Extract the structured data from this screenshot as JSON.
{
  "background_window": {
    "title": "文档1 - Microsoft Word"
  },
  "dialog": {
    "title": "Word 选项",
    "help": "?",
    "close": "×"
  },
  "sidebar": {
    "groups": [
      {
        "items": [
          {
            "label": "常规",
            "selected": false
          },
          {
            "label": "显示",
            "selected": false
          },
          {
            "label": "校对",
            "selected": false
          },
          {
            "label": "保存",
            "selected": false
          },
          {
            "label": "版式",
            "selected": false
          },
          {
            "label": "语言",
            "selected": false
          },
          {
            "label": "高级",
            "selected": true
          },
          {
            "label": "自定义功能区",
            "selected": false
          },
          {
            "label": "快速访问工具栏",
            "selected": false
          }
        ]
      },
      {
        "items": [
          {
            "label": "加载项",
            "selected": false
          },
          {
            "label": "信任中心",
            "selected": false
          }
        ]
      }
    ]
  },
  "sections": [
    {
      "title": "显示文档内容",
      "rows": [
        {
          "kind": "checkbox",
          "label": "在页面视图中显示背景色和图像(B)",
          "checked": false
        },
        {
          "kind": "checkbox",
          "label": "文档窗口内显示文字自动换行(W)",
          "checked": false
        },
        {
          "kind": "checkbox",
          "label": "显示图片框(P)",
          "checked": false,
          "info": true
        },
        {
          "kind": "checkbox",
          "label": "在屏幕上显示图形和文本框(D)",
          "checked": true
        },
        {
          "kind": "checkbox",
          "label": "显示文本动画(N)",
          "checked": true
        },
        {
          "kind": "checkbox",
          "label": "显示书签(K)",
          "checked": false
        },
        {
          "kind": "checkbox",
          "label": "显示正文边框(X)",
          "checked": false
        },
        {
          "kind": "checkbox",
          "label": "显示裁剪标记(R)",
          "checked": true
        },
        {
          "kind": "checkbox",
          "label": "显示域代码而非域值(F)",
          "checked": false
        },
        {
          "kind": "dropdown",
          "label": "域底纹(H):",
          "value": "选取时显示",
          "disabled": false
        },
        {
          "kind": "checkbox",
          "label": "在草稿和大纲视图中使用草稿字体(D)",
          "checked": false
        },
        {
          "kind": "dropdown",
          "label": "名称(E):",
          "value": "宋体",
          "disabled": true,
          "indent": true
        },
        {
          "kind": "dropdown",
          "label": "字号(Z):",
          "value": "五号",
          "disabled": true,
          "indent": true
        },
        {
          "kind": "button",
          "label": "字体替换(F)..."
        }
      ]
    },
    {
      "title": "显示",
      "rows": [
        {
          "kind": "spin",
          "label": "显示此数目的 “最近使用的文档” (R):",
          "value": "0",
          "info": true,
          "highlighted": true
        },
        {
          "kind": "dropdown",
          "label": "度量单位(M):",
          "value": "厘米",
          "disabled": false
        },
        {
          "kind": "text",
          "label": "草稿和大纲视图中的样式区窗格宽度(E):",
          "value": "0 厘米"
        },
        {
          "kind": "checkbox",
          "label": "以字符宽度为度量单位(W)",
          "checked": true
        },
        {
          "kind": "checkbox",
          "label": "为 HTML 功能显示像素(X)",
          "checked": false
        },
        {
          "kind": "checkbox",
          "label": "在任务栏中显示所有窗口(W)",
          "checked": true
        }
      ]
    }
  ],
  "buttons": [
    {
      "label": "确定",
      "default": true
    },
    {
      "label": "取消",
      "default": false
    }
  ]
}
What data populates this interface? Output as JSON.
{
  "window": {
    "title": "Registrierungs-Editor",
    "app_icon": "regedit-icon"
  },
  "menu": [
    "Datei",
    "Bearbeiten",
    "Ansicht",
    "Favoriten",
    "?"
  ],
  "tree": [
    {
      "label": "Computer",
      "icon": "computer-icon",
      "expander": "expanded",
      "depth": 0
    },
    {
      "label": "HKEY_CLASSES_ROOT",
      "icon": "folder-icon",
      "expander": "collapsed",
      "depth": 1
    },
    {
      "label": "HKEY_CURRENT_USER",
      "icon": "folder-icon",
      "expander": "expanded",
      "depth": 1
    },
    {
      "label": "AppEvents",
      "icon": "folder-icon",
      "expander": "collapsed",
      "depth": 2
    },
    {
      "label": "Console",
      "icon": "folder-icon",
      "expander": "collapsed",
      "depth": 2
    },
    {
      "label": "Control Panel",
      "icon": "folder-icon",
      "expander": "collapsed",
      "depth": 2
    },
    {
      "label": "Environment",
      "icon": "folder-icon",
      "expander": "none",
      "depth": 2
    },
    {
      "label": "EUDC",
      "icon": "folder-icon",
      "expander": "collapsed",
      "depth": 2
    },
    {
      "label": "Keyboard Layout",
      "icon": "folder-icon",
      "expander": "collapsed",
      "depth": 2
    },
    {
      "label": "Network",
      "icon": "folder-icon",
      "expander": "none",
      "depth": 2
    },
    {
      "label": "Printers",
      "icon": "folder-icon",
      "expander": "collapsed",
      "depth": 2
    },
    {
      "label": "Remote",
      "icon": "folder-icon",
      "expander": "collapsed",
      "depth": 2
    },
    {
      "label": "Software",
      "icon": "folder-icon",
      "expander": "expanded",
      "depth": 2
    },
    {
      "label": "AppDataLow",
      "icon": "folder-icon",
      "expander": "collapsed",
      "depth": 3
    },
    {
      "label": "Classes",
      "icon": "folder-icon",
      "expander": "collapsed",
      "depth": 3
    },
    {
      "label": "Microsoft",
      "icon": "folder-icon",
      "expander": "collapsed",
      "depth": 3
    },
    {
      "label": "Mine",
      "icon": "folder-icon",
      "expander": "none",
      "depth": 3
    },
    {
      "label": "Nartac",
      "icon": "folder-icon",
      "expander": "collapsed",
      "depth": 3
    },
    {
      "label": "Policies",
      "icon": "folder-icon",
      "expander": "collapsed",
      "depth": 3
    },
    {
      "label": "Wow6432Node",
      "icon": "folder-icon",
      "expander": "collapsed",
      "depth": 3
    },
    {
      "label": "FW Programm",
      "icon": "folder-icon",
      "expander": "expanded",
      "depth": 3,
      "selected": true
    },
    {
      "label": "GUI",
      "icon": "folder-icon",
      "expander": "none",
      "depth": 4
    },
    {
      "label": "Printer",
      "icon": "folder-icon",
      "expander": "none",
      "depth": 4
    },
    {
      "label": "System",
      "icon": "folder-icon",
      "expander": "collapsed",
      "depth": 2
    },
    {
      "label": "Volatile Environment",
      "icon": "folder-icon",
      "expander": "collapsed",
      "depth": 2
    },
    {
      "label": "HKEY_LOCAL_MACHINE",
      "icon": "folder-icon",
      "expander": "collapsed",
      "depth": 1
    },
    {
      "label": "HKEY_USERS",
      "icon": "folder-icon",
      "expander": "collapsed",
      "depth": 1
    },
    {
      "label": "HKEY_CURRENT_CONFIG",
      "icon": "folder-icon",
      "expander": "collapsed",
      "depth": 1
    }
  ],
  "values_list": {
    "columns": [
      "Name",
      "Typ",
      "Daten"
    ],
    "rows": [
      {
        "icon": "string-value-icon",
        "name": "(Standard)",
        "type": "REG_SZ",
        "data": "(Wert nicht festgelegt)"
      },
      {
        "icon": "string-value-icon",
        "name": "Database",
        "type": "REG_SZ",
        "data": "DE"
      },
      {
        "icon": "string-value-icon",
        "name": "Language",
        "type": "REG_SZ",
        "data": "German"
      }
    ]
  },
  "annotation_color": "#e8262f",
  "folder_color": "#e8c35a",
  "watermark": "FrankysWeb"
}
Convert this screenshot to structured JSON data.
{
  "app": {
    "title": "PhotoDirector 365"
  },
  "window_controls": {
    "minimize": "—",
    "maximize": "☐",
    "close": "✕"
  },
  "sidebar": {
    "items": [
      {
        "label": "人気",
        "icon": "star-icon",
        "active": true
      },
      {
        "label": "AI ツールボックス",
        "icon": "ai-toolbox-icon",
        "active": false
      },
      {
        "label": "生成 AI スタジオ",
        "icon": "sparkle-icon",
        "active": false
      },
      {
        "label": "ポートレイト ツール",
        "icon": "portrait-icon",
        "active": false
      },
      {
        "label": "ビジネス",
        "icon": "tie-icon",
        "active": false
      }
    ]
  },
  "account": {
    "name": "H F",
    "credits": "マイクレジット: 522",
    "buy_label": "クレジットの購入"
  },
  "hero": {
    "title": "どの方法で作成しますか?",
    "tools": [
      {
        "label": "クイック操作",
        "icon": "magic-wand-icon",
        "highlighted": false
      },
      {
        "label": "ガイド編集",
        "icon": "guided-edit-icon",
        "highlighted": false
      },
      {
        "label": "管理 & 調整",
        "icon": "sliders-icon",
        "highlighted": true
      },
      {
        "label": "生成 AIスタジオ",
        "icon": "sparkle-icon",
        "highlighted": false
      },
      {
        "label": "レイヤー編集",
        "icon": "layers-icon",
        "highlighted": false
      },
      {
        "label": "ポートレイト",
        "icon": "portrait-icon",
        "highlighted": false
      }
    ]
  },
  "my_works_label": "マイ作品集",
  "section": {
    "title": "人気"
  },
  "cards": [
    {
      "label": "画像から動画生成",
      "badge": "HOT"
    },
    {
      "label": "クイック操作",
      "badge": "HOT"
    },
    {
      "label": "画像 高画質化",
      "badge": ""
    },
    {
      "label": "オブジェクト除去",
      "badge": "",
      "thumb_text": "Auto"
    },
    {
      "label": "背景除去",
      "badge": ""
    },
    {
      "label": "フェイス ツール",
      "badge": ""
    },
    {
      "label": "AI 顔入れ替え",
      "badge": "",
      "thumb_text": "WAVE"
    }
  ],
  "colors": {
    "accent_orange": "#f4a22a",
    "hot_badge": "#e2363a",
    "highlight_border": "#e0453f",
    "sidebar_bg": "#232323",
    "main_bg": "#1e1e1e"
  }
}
....................
▸ **WRITTEN REQUEST**
From the entries above, copy each line holding "title".

▸ **RIGHT ANSWER**
    "title": "文档1 - Microsoft Word"
    "title": "Word 选项",
      "title": "显示文档内容",
      "title": "显示",
    "title": "Registrierungs-Editor",
    "title": "PhotoDirector 365"
    "title": "どの方法で作成しますか?",
    "title": "人気"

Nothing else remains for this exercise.